La parabole permet de semer une toute petite idée, quelques mots au détour d’une page qui sont appelés à se déployer dans nos vies, à s’exprimer et à se déployer de plus en plus comme cette petite graine de moutarde qui devient un si grand arbre.

ed 290821 2La parabole comme discours sur Dieu

La parabole nécessite en cela la participation de son auditeur pour élaborer sa signification : c’est une mise en œuvre artistique du langage, c’est une poésie qui vise à mettre en relation le sujet auquel elle s’adresse et le sujet dont elle est porteuse, ici le Royaume de Dieu. La parabole vise le cœur de chacun, chacune d’entre nous, elle invite à changer de manière de vivre, d’interpréter la présence de Dieu dans le monde car en combinant les associations, en rapprochant des éléments, elle ouvre nos manières d’appréhender le monde et Dieu. En cela, les paraboles sont une manière bien particulière de parler de Dieu.

Et oui, les paraboles ne sont pas juste des histoires, des contes pour enfants : elles sont une manière de parler de Dieu, de transmettre non pas un discours figé, maîtrisé, définitif sur Dieu mais de transmettre une manière, une façon, un processus permettant à chacun, chacune, d’être touché au cœur, d’expérimenter une relation toute personnelle avec Dieu.

LIGNES ENREGISTRÉES:
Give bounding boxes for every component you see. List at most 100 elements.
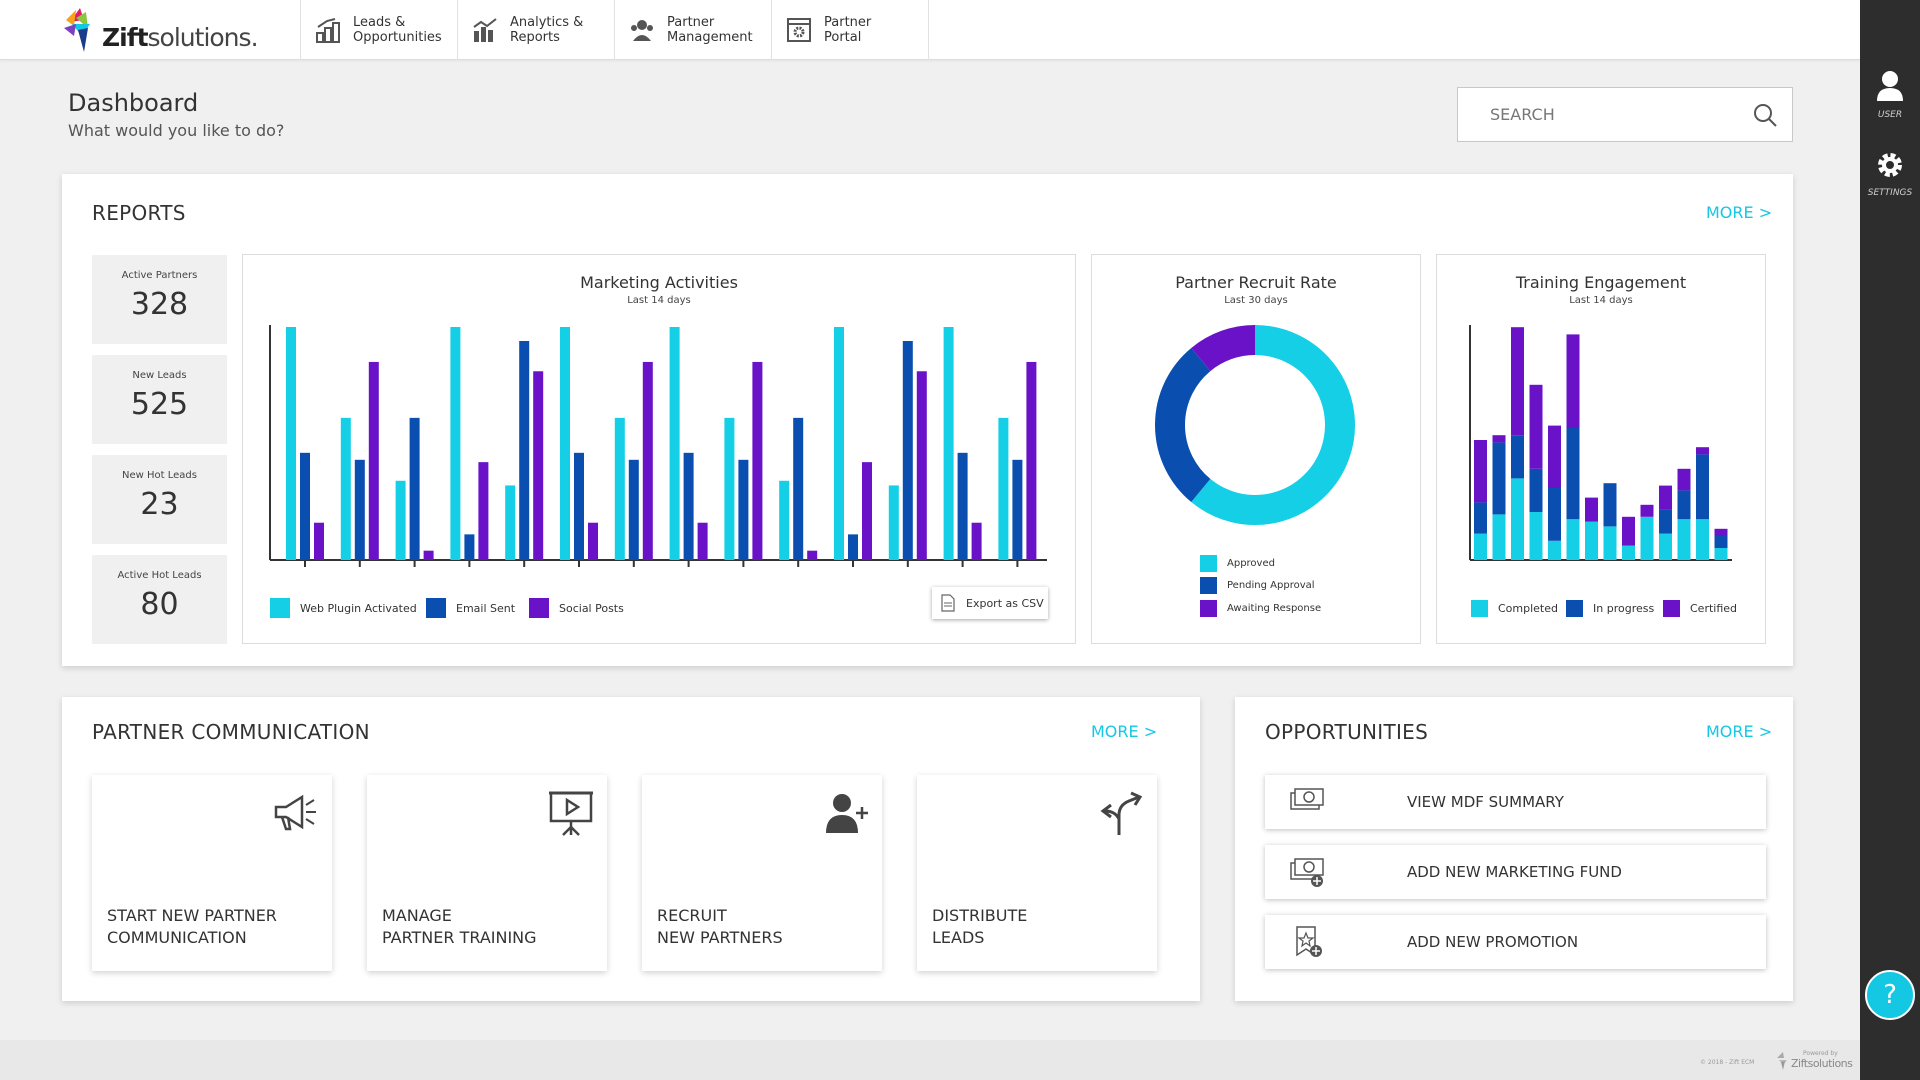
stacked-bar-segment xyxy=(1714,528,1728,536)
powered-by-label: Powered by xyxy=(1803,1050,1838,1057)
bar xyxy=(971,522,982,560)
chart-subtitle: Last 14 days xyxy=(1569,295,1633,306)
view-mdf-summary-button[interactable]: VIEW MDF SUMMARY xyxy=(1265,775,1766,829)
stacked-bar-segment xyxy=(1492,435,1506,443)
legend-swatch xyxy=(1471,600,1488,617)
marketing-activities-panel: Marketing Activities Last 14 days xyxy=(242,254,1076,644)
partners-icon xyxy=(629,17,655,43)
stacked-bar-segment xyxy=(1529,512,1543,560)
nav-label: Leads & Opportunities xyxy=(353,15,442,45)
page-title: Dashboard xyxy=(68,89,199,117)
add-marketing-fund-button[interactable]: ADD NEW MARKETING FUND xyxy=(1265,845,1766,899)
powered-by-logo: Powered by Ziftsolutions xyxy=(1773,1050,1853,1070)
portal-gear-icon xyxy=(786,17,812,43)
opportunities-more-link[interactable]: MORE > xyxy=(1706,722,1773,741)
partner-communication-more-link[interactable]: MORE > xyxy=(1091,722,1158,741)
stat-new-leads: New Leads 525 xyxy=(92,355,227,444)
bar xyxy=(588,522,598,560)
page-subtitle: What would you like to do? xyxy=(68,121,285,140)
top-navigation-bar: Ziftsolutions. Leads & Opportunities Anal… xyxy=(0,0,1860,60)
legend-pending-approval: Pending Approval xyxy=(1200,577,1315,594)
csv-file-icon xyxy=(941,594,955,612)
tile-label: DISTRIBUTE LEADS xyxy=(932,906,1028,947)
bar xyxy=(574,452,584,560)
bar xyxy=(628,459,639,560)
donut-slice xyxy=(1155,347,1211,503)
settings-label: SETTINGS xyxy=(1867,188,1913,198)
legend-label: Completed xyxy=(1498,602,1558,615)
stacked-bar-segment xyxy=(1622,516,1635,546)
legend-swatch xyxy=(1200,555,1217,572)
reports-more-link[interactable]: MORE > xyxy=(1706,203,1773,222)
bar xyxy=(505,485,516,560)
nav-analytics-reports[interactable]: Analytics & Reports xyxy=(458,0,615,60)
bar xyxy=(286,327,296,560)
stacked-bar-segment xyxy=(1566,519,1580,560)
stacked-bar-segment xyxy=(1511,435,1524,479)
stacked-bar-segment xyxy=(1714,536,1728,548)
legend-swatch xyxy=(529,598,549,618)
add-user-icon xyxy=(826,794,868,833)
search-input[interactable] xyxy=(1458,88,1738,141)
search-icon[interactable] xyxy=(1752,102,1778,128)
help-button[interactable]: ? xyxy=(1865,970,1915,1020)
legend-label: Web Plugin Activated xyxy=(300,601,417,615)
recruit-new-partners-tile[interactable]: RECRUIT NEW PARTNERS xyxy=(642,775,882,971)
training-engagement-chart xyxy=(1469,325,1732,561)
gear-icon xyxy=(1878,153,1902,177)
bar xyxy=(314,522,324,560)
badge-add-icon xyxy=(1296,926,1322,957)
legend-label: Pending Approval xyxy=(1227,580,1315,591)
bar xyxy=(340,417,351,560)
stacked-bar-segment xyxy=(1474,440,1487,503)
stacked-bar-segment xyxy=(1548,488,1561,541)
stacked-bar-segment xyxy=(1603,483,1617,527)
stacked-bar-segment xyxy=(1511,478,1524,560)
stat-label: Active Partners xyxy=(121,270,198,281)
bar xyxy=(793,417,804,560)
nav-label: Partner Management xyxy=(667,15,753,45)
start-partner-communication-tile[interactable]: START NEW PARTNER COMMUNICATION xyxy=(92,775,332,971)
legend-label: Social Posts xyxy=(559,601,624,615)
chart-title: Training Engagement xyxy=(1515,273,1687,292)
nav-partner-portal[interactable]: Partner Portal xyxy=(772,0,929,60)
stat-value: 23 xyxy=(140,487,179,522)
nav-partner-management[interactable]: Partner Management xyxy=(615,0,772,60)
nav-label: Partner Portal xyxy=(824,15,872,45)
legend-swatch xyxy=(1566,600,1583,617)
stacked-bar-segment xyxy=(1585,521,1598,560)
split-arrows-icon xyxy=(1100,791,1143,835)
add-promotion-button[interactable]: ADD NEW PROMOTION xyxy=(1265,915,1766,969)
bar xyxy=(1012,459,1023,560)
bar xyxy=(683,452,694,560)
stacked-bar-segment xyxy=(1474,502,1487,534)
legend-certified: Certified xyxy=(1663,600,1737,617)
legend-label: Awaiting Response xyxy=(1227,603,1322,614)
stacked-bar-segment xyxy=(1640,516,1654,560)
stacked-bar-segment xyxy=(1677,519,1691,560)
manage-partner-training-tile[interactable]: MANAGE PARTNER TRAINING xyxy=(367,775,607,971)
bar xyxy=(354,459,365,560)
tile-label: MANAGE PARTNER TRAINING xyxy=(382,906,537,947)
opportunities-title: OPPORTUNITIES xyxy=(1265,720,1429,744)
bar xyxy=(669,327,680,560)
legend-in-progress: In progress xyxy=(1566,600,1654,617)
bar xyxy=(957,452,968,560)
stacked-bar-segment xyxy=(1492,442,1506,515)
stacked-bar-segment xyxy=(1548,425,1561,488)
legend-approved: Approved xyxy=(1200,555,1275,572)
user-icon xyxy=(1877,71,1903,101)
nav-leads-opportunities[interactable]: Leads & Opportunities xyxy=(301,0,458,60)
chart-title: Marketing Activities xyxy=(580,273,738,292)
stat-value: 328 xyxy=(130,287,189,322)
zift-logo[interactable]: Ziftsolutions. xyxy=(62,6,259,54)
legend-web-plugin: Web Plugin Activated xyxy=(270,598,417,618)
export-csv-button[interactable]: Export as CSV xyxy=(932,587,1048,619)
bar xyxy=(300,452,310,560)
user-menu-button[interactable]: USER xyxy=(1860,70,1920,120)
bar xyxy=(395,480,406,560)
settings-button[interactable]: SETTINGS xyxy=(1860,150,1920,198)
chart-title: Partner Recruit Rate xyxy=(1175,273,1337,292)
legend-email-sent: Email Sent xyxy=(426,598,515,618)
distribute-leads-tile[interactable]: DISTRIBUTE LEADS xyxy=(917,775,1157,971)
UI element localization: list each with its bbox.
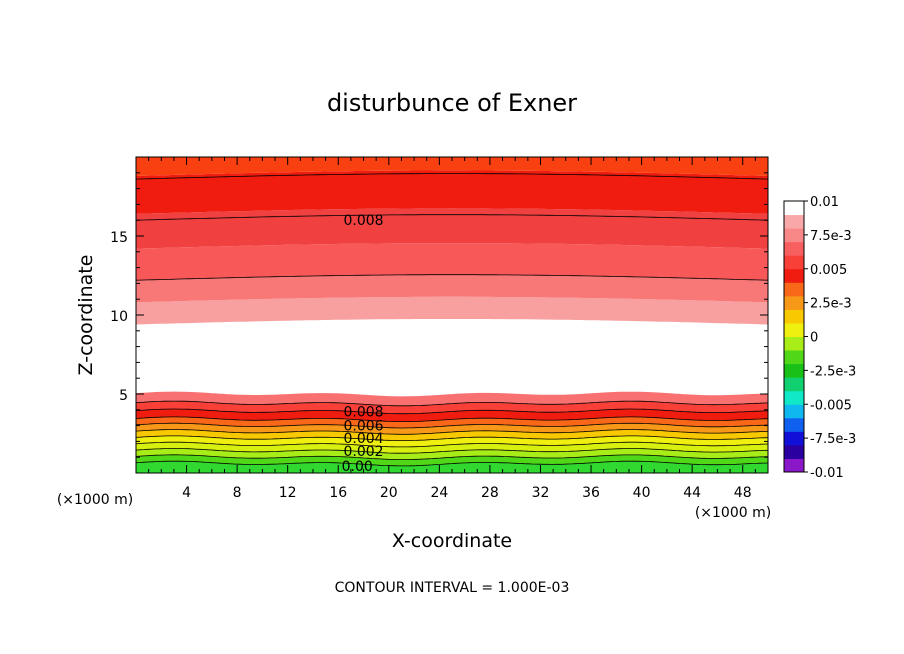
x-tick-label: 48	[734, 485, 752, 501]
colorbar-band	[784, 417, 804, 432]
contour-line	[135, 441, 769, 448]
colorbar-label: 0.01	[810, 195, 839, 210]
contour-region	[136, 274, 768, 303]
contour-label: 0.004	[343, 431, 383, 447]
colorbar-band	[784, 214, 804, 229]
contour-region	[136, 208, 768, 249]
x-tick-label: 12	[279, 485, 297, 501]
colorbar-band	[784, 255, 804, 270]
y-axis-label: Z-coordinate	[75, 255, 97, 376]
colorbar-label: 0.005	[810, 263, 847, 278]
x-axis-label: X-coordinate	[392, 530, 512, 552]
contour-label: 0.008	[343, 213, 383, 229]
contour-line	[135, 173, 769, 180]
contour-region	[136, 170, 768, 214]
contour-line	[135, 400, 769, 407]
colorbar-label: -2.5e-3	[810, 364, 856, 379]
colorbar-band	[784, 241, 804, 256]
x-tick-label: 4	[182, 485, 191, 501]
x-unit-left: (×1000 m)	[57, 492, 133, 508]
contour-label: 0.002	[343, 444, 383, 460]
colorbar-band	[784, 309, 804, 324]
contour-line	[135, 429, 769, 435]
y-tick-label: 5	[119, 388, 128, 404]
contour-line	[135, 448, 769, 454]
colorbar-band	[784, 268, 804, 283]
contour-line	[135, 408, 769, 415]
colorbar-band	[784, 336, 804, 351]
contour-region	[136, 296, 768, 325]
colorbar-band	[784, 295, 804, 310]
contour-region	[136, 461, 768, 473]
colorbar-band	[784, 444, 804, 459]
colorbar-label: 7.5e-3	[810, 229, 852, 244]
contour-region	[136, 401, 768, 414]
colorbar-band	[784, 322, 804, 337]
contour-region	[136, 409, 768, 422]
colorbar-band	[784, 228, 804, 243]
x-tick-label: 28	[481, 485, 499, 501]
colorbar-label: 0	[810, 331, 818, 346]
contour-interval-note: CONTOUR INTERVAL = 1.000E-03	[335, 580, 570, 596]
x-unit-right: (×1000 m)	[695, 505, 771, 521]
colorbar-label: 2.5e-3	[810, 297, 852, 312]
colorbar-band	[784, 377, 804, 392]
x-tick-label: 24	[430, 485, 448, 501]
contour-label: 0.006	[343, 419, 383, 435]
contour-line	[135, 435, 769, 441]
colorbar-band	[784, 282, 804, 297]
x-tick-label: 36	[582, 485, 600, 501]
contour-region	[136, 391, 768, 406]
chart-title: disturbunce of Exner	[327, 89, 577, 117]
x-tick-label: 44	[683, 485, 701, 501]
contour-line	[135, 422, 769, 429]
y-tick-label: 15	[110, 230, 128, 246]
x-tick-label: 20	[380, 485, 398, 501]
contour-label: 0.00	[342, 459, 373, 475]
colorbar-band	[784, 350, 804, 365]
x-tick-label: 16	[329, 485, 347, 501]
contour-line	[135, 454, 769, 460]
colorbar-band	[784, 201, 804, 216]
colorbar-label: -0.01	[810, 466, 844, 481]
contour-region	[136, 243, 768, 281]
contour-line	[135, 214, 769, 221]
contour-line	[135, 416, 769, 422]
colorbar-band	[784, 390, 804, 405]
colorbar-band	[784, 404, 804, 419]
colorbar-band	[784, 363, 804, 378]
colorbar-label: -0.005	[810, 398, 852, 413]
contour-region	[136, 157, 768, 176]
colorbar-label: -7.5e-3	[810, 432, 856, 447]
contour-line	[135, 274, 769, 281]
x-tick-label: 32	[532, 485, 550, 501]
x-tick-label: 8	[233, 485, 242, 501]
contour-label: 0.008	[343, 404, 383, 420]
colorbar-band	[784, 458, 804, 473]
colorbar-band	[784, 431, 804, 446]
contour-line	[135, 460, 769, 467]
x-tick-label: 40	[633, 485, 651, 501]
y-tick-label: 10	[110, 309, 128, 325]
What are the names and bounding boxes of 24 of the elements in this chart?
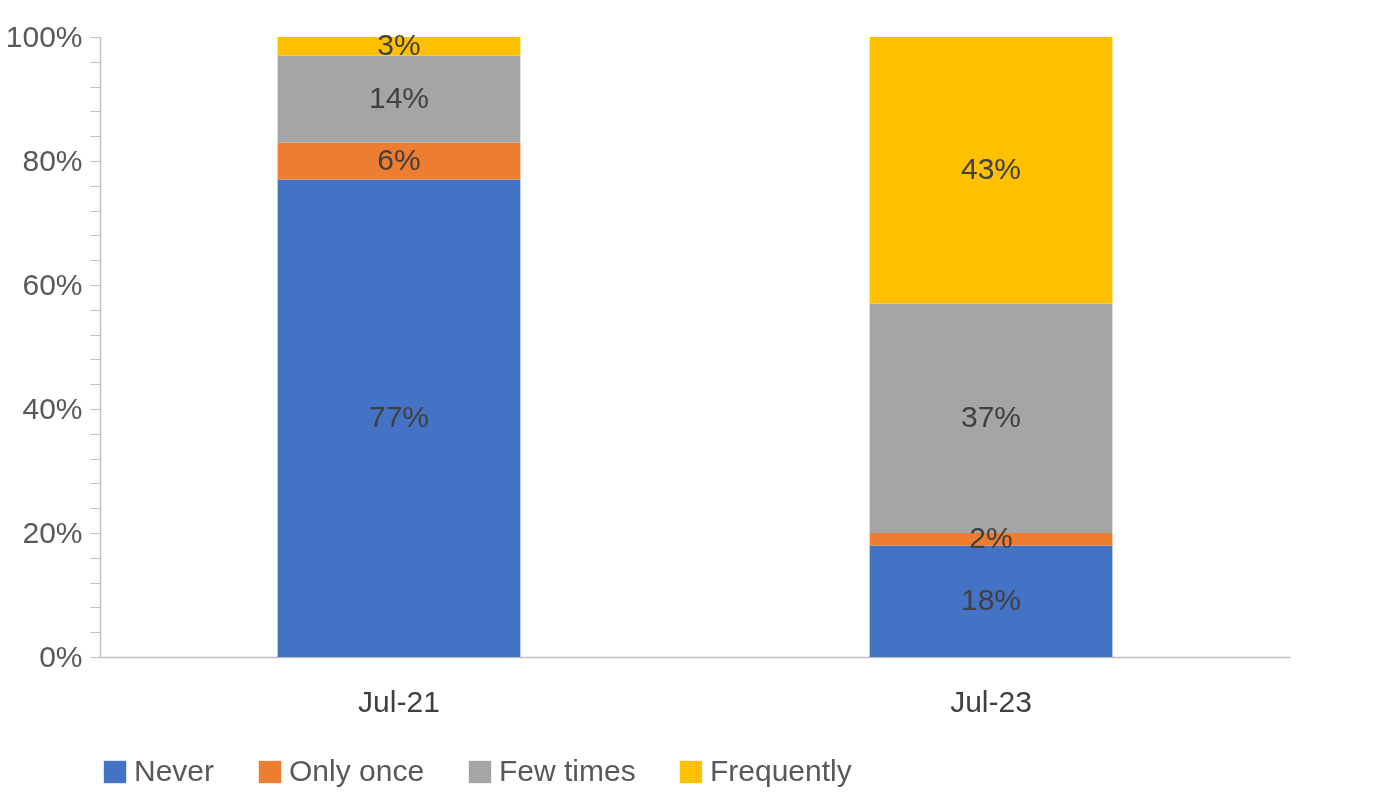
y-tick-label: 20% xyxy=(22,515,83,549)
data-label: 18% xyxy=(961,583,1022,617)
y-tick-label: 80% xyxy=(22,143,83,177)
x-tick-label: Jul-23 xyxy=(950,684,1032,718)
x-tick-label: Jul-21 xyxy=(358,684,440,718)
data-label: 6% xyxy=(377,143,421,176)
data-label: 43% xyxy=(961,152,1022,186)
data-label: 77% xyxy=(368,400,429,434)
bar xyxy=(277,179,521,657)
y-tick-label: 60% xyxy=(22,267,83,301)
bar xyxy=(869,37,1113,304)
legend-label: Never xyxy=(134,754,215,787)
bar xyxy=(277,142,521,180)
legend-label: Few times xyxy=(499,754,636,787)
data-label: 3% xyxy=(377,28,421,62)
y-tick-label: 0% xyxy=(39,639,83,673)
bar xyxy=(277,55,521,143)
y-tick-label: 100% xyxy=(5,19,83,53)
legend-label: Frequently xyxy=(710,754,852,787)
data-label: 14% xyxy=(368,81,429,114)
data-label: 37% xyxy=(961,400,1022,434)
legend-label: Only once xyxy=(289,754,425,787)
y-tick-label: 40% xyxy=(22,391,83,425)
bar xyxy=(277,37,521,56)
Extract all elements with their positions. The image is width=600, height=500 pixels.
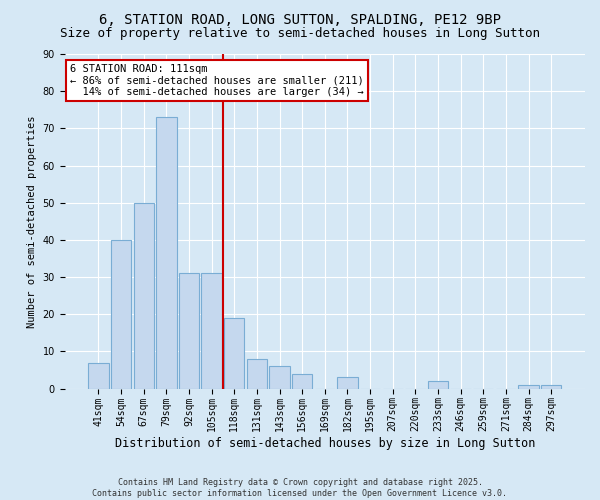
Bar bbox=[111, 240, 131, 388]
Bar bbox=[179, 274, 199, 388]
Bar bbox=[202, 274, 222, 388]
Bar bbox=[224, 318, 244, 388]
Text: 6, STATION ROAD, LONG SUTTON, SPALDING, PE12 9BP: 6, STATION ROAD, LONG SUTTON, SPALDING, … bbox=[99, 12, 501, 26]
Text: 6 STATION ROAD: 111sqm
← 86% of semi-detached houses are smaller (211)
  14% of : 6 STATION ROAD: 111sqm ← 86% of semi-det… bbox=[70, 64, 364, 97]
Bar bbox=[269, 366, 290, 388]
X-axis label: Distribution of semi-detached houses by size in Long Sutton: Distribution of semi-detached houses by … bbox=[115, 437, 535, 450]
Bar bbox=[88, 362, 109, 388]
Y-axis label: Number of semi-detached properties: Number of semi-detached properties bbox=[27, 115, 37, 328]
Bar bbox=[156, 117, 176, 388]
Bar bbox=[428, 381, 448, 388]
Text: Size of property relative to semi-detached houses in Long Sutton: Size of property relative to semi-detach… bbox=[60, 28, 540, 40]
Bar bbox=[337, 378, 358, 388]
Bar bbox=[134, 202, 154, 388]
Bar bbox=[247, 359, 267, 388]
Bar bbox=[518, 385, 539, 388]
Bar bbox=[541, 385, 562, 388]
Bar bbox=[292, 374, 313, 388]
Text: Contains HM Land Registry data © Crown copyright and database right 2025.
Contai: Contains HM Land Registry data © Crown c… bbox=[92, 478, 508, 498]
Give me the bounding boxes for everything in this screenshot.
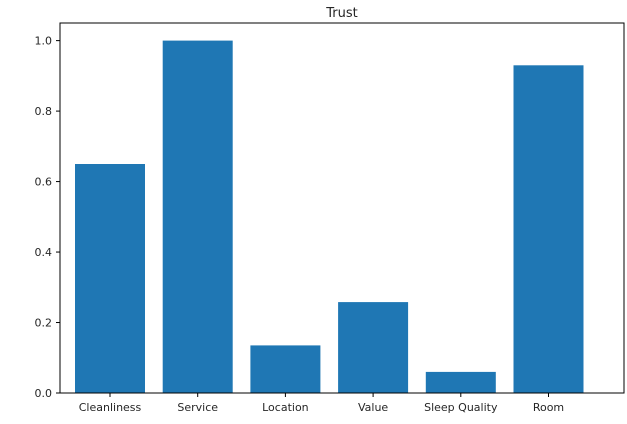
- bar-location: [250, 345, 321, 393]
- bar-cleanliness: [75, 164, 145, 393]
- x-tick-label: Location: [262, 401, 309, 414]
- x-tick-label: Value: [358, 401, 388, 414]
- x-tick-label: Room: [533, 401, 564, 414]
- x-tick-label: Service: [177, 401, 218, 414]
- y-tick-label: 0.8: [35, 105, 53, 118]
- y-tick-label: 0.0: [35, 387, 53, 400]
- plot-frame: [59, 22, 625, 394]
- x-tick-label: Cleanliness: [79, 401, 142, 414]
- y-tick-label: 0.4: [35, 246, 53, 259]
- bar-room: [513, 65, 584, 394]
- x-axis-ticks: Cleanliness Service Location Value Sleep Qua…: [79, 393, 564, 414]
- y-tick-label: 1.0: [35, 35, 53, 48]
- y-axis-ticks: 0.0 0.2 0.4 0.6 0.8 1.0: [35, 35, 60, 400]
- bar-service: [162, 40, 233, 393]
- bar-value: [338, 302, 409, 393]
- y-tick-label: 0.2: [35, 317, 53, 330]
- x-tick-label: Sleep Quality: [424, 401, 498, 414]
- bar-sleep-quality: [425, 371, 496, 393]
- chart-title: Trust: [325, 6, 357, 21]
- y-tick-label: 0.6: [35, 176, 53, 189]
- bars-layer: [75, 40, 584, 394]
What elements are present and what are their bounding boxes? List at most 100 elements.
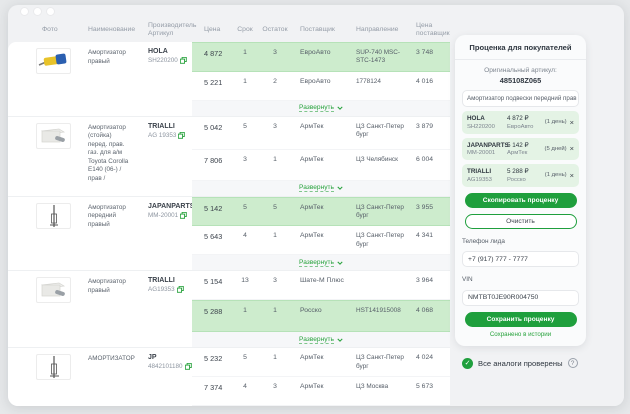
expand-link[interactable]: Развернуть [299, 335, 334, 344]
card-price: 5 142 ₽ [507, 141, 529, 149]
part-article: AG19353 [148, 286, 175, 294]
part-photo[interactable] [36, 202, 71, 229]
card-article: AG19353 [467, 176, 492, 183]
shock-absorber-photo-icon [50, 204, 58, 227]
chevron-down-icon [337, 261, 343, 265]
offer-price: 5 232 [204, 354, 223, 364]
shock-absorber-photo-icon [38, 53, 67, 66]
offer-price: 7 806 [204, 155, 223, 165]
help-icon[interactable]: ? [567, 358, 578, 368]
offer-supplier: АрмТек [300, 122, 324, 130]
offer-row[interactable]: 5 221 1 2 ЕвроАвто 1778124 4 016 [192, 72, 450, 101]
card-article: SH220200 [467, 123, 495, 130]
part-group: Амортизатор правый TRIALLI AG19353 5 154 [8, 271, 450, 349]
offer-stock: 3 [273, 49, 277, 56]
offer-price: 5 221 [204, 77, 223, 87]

CONSIGNES:
1. Indiquez si chacune des affirmations suivantes concorde avec le texte sur les paraboles, en répondant par oui ou par non et en citant les mots déterminants du texte : (a) les paraboles ne sont que des contes pour enfants ; (b) la parabole requiert la participation de son auditeur ; (c) les paraboles transmettent un discours définitif sur Dieu.
2. Selon le texte sur les paraboles, à quoi est comparée la petite idée que sème la parabole ?

RÉPONSES:
1.
(a) Non : « les paraboles ne sont pas juste des histoires, des contes pour enfants »
(b) Oui : « La parabole nécessite en cela la participation de son auditeur pour élaborer sa signification »
(c) Non : « de transmettre non pas un discours figé, maîtrisé, définitif sur Dieu »

2. À une petite graine de moutarde qui devient un si grand arbre.